• Provided data:
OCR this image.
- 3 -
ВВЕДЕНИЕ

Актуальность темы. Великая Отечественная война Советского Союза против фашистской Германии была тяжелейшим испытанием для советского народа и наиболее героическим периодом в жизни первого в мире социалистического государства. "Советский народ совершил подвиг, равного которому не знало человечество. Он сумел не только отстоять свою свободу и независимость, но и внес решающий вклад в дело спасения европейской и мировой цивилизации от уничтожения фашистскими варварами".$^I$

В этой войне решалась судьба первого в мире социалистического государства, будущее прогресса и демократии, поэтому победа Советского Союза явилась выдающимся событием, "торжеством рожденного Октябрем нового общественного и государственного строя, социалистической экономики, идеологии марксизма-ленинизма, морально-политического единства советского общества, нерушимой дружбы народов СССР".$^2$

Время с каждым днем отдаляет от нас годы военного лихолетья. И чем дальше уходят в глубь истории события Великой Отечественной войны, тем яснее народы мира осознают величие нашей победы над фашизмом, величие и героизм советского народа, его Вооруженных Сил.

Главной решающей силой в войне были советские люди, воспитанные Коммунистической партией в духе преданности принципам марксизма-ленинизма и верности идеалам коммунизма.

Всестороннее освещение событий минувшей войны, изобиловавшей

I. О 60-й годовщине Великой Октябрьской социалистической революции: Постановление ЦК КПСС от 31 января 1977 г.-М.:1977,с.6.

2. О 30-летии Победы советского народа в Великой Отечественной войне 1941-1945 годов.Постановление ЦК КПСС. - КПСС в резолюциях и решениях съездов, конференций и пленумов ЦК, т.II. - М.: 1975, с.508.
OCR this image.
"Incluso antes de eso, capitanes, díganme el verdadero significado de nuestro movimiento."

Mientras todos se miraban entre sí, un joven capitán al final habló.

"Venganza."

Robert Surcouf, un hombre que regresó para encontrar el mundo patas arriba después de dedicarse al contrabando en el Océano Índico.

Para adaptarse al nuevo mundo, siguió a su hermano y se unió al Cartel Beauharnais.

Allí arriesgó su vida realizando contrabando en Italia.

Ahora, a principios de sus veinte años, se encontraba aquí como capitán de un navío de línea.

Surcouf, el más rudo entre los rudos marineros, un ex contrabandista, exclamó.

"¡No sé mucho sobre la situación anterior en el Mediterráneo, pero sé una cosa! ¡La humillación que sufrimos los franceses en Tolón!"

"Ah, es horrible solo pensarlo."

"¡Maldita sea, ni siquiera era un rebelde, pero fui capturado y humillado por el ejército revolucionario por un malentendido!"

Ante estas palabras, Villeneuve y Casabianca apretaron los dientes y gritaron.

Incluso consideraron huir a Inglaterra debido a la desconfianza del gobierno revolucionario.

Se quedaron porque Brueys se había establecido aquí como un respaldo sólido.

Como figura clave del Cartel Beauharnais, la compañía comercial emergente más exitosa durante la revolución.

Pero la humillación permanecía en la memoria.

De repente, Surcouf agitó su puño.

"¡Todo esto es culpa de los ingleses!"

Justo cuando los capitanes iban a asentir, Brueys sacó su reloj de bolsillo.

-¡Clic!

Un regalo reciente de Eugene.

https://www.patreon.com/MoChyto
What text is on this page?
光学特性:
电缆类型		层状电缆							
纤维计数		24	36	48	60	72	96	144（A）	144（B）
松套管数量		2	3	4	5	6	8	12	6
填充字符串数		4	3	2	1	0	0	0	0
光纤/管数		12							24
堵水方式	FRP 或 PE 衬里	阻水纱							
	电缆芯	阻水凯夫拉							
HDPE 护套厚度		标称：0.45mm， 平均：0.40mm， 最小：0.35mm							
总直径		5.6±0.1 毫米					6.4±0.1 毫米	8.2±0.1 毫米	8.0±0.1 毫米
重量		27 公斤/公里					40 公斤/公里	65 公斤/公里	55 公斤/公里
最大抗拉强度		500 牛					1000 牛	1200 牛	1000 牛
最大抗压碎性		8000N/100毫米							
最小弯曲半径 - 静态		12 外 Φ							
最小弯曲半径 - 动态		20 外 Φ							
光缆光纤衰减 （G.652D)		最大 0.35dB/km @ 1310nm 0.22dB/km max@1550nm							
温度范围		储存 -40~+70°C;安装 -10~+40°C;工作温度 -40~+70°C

• The task:
Locate all lines in the listing above with the word "КПСС" and copy them.

• Answer to the task:
I. О 60-й годовщине Великой Октябрьской социалистической революции: Постановление ЦК КПСС от 31 января 1977 г.-М.:1977,с.6.
2. О 30-летии Победы советского народа в Великой Отечественной войне 1941-1945 годов.Постановление ЦК КПСС. - КПСС в резолюциях и решениях съездов, конференций и пленумов ЦК, т.II. - М.: 1975, с.508.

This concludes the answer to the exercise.